__Records for the task__.
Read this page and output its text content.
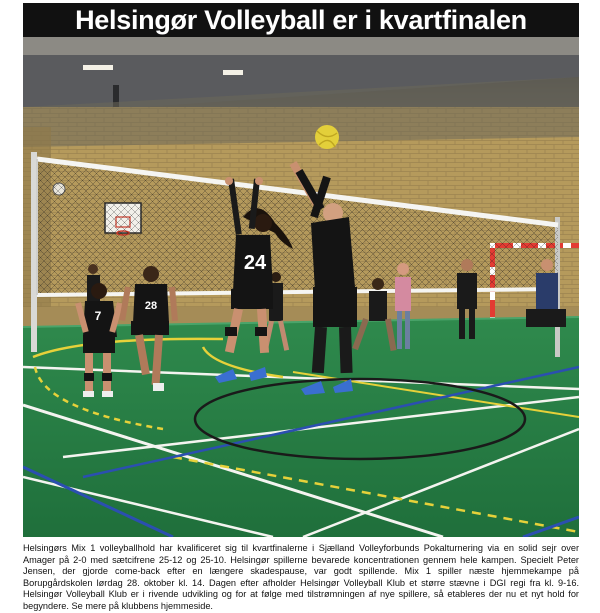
Helsingør Volleyball er i kvartfinalen
7
28
24
Helsingørs Mix 1 volleyballhold har kvalificeret sig til kvartfinalerne i Sjælland Volleyforbunds Pokalturnering via en solid sejr over Amager på 2-0 med sætcifrene 25-12 og 25-10. Helsingør spillerne bevarede koncentrationen gennem hele kampen. Specielt Peter Jensen, der gjorde come-back efter en længere skadespause, var godt spillende. Mix 1 spiller næste hjemmekampe på Borupgårdskolen lørdag 28. oktober kl. 14. Dagen efter afholder Helsingør Volleyball Klub et større stævne i DGI regi fra kl. 9-16. Helsingør Volleyball Klub er i rivende udvikling og for at følge med tilstrømningen af nye spillere, så etableres der nu et nyt hold for begyndere. Se mere på klubbens hjemmeside.
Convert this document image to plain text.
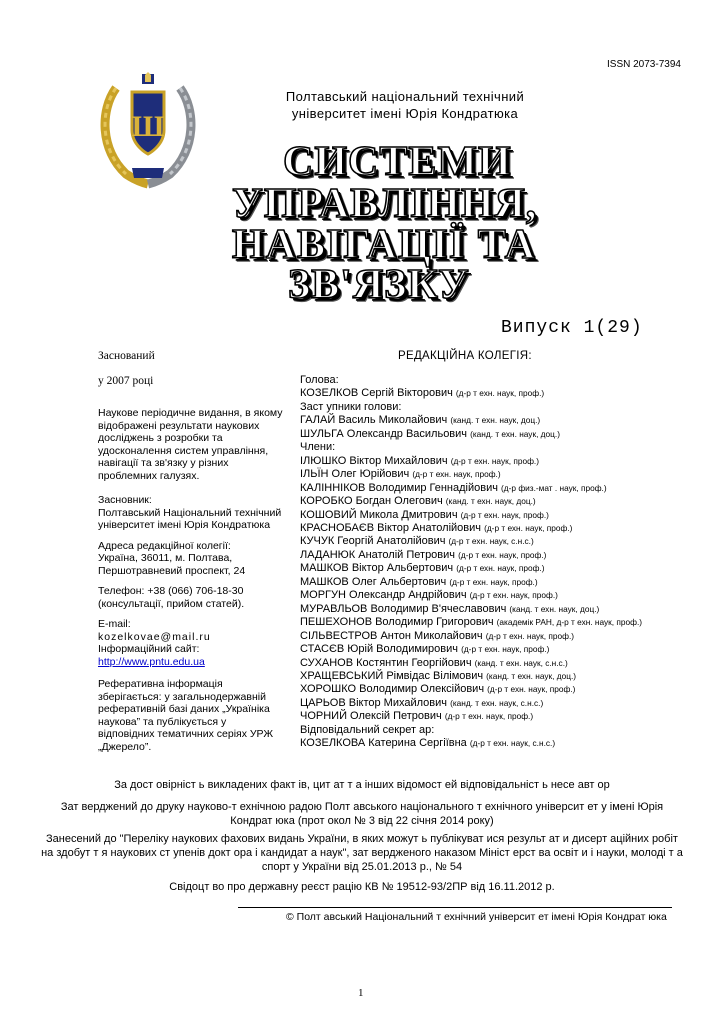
ISSN 2073-7394
Ш
Полтавський національний технічний
університет імені Юрія Кондратюка
СИСТЕМИ
УПРАВЛІННЯ,
НАВІГАЦІЇ ТА
ЗВ'ЯЗКУ
Випуск 1(29)

Заснований

у 2007 році

Наукове періодичне видання, в якому відображені результати наукових досліджень з розробки та удосконалення систем управління, навігації та зв'язку у різних проблемних галузях.

Засновник:

Полтавський Національний технічний університет імені Юрія Кондратюка

Адреса редакційної колегії:

Україна, 36011, м. Полтава, Першотравневий проспект, 24

Телефон: +38 (066) 706-18-30 (консультації, прийом статей).

E-mail:

kozelkovae@mail.ru

Інформаційний сайт:

http://www.pntu.edu.ua

Реферативна інформація зберігається: у загальнодержавній реферативній базі даних „Україніка наукова” та публікується у відповідних тематичних серіях УРЖ „Джерело”.

РЕДАКЦІЙНА КОЛЕГІЯ:
Голова:
КОЗЕЛКОВ Сергій Вікторович (д-р т ехн. наук, проф.)
Заст упники голови:
ГАЛАЙ Василь Миколайович (канд. т ехн. наук, доц.)
ШУЛЬГА Олександр Васильович (канд. т ехн. наук, доц.)
Члени:
ІЛЮШКО Віктор Михайлович (д-р т ехн. наук, проф.)
ІЛЬЇН Олег Юрійович (д-р т ехн. наук, проф.)
КАЛІННІКОВ Володимир Геннадійович (д-р физ.-мат . наук, проф.)
КОРОБКО Богдан Олегович (канд. т ехн. наук, доц.)
КОШОВИЙ Микола Дмитрович (д-р т ехн. наук, проф.)
КРАСНОБАЄВ Віктор Анатолійович (д-р т ехн. наук, проф.)
КУЧУК Георгій Анатолійович (д-р т ехн. наук, с.н.с.)
ЛАДАНЮК Анатолій Петрович (д-р т ехн. наук, проф.)
МАШКОВ Віктор Альбертович (д-р т ехн. наук, проф.)
МАШКОВ Олег Альбертович (д-р т ехн. наук, проф.)
МОРГУН Олександр Андрійович (д-р т ехн. наук, проф.)
МУРАВЛЬОВ Володимир В'ячеславович (канд. т ехн. наук, доц.)
ПЕШЕХОНОВ Володимир Григорович (академік РАН, д-р т ехн. наук, проф.)
СІЛЬВЕСТРОВ Антон Миколайович (д-р т ехн. наук, проф.)
СТАСЄВ Юрій Володимирович (д-р т ехн. наук, проф.)
СУХАНОВ Костянтин Георгійович (канд. т ехн. наук, с.н.с.)
ХРАЩЕВСЬКИЙ Рімвідас Вілімович (канд. т ехн. наук, доц.)
ХОРОШКО Володимир Олексійович (д-р т ехн. наук, проф.)
ЦАРЬОВ Віктор Михайлович (канд. т ехн. наук, с.н.с.)
ЧОРНИЙ Олексій Петрович (д-р т ехн. наук, проф.)
Відповідальний секрет ар:
КОЗЕЛКОВА Катерина Сергіївна (д-р т ехн. наук, с.н.с.)
За дост овірніст ь викладених факт ів, цит ат т а інших відомост ей відповідальніст ь несе авт ор
Зат верджений до друку науково-т ехнічною радою Полт авського національного т ехнічного університ ет у імені Юрія Кондрат юка (прот окол № 3 від 22 січня 2014 року)
Занесений до "Переліку наукових фахових видань України, в яких можут ь публікуват ися результ ат и дисерт аційних робіт на здобут т я наукових ст упенів докт ора і кандидат а наук", зат вердженого наказом Мініст ерст ва освіт и і науки, молоді т а спорт у України від 25.01.2013 р., № 54
Свідоцт во про державну реєст рацію КВ № 19512-93/2ПР від 16.11.2012 р.
© Полт авський Національний т ехнічний університ ет імені Юрія Кондрат юка
1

__Aim__. Pick out all lines containing the string "Анатолійович".

__Task result__.
КРАСНОБАЄВ Віктор Анатолійович (д-р т ехн. наук, проф.)
КУЧУК Георгій Анатолійович (д-р т ехн. наук, с.н.с.)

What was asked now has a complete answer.